-- START OF Dataset excerpts --

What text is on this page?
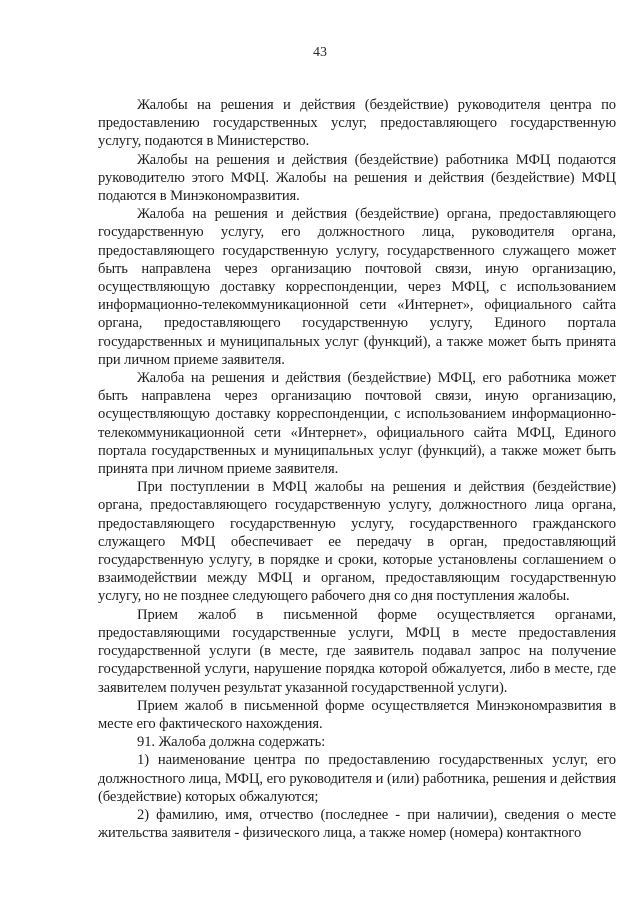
43

Жалобы на решения и действия (бездействие) руководителя центра по предоставлению государственных услуг, предоставляющего государственную услугу, подаются в Министерство.

Жалобы на решения и действия (бездействие) работника МФЦ подаются руководителю этого МФЦ. Жалобы на решения и действия (бездействие) МФЦ подаются в Минэкономразвития.

Жалоба на решения и действия (бездействие) органа, предоставляющего государственную услугу, его должностного лица, руководителя органа, предоставляющего государственную услугу, государственного служащего может быть направлена через организацию почтовой связи, иную организацию, осуществляющую доставку корреспонденции, через МФЦ, с использованием информационно-телекоммуникационной сети «Интернет», официального сайта органа, предоставляющего государственную услугу, Единого портала государственных и муниципальных услуг (функций), а также может быть принята при личном приеме заявителя.

Жалоба на решения и действия (бездействие) МФЦ, его работника может быть направлена через организацию почтовой связи, иную организацию, осуществляющую доставку корреспонденции, с использованием информационно-телекоммуникационной сети «Интернет», официального сайта МФЦ, Единого портала государственных и муниципальных услуг (функций), а также может быть принята при личном приеме заявителя.

При поступлении в МФЦ жалобы на решения и действия (бездействие) органа, предоставляющего государственную услугу, должностного лица органа, предоставляющего государственную услугу, государственного гражданского служащего МФЦ обеспечивает ее передачу в орган, предоставляющий государственную услугу, в порядке и сроки, которые установлены соглашением о взаимодействии между МФЦ и органом, предоставляющим государственную услугу, но не позднее следующего рабочего дня со дня поступления жалобы.

Прием жалоб в письменной форме осуществляется органами, предоставляющими государственные услуги, МФЦ в месте предоставления государственной услуги (в месте, где заявитель подавал запрос на получение государственной услуги, нарушение порядка которой обжалуется, либо в месте, где заявителем получен результат указанной государственной услуги).

Прием жалоб в письменной форме осуществляется Минэкономразвития в месте его фактического нахождения.

91. Жалоба должна содержать:

1) наименование центра по предоставлению государственных услуг, его должностного лица, МФЦ, его руководителя и (или) работника, решения и действия (бездействие) которых обжалуются;

2) фамилию, имя, отчество (последнее - при наличии), сведения о месте жительства заявителя - физического лица, а также номер (номера) контактного
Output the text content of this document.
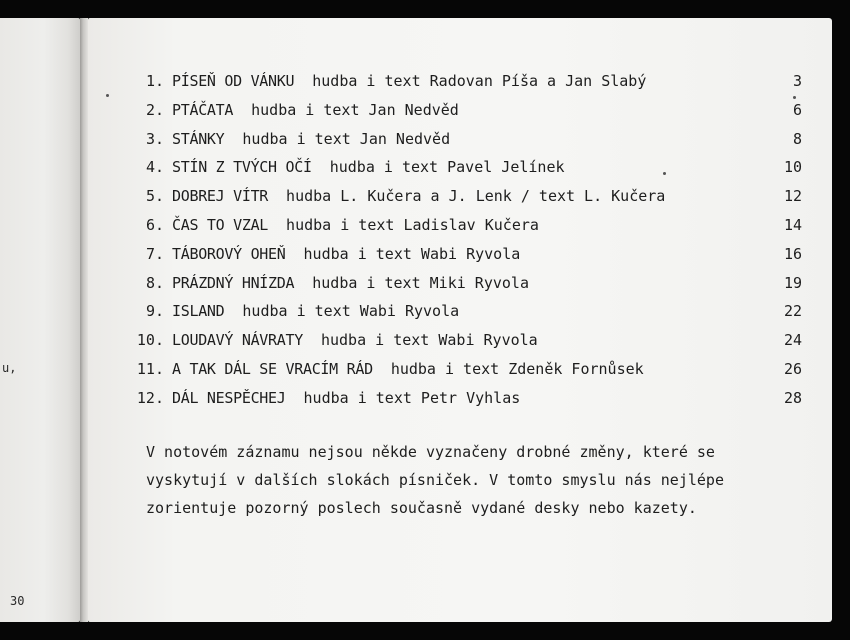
u,
30
1. PÍSEŇ OD VÁNKU hudba i text Radovan Píša a Jan Slabý	3
2. PTÁČATA hudba i text Jan Nedvěd	6
3. STÁNKY hudba i text Jan Nedvěd	8
4. STÍN Z TVÝCH OČÍ hudba i text Pavel Jelínek	10
5. DOBREJ VÍTR hudba L. Kučera a J. Lenk / text L. Kučera	12
6. ČAS TO VZAL hudba i text Ladislav Kučera	14
7. TÁBOROVÝ OHEŇ hudba i text Wabi Ryvola	16
8. PRÁZDNÝ HNÍZDA hudba i text Miki Ryvola	19
9. ISLAND hudba i text Wabi Ryvola	22
10. LOUDAVÝ NÁVRATY hudba i text Wabi Ryvola	24
11. A TAK DÁL SE VRACÍM RÁD hudba i text Zdeněk Fornůsek	26
12. DÁL NESPĚCHEJ hudba i text Petr Vyhlas	28
V notovém záznamu nejsou někde vyznačeny drobné změny, které se
vyskytují v dalších slokách písniček. V tomto smyslu nás nejlépe
zorientuje pozorný poslech současně vydané desky nebo kazety.
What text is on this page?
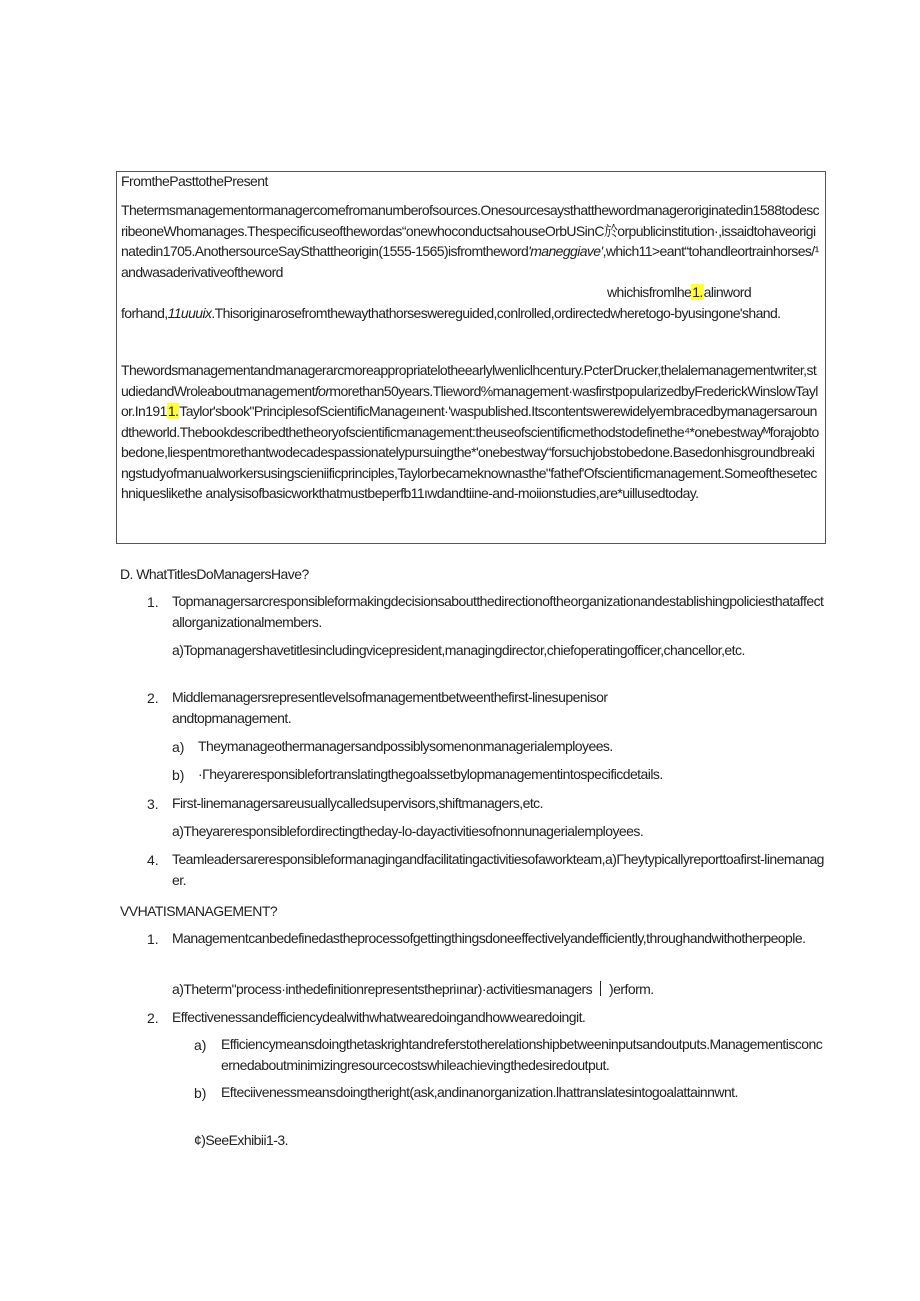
FromthePasttothePresent
Thetermsmanagementormanagercomefromanumberofsources.Onesourcesaysthatthewordmanageroriginatedin1588todescribeoneWhomanages.Thespecificuseofthewordas“onewhoconductsahouseOrbUSinC於orpublicinstitution·,issaidtohaveoriginatedin1705.AnothersourceSaySthattheorigin(1555-1565)isfromtheword'maneggiave',which11>eant“tohandleortrainhorses/¹andwasaderivativeoftheword
whichisfromlhe1.alinword
forhand,11uuuix.Thisoriginarosefromthewaythathorseswereguided,conlrolled,ordirectedwheretogo-byusingone'shand.
Thewordsmanagementandmanagerarcmoreappropriatelotheearlylwenliclhcentury.PcterDrucker,thelalemanagementwriter,studiedandWroleaboutmanagementformorethan50years.Tlieword%management·wasfirstpopularizedbyFrederickWinslowTaylor.In1911.Taylor'sbook"PrinciplesofScientificManageınent·'waspublished.Itscontentswerewidelyembracedbymanagersaroundtheworld.Thebookdescribedthetheoryofscientificmanagement:theuseofscientificmethodstodefinethe⁴*onebestwayᴹforajobtobedone,liespentmorethantwodecadespassionatelypursuingthe*'onebestway“forsuchjobstobedone.Basedonhisgroundbreakingstudyofmanualworkersusingscieniificprinciples,Taylorbecameknownasthe"fathef'Ofscientificmanagement.Someofthesetechniqueslikethe analysisofbasicworkthatmustbeperfb11ıwdandtiine-and-moiionstudies,are*uillusedtoday.
D. WhatTitlesDoManagersHave?
1. Topmanagersarcresponsibleformakingdecisionsaboutthedirectionoftheorganizationandestablishingpoliciesthataffectallorganizationalmembers.
a)Topmanagershavetitlesincludingvicepresident,managingdirector,chiefoperatingofficer,chancellor,etc.
2. Middlemanagersrepresentlevelsofmanagementbetweenthefirst-linesupenisorandtopmanagement.
a) Theymanageothermanagersandpossiblysomenonmanagerialemployees.
b) ·Γheyareresponsiblefortranslatingthegoalssetbylopmanagementintospecificdetails.
3. First-linemanagersareusuallycalledsupervisors,shiftmanagers,etc.
a)Theyareresponsiblefordirectingtheday-lo-dayactivitiesofnonnunagerialemployees.
4. Teamleadersareresponsibleformanagingandfacilitatingactivitiesofaworkteam,a)Γheytypicallyreporttoafirst-linemanager.
VVHATISMANAGEMENT?
1. Managementcanbedefinedastheprocessofgettingthingsdoneeffectivelyandefficiently,throughandwithotherpeople.
a)Theterm"process·inthedefinitionrepresentsthepriınar)·activitiesmanagers )erform.
2. Effectivenessandefficiencydealwithwhatwearedoingandhowwearedoingit.
a) Efficiencymeansdoingthetaskrightandreferstotherelationshipbetweeninputsandoutputs.Managementisconcernedaboutminimizingresourcecostswhileachievingthedesiredoutput.
b) Efteciivenessmeansdoingtheright(ask,andinanorganization.lhattranslatesintogoalattainnwnt.
¢)SeeExhibii1-3.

-- END OF Dataset excerpts --

Goal of the exercise
Give only the number of lines in the preceding material that contain the string "hudba".

Correct response
12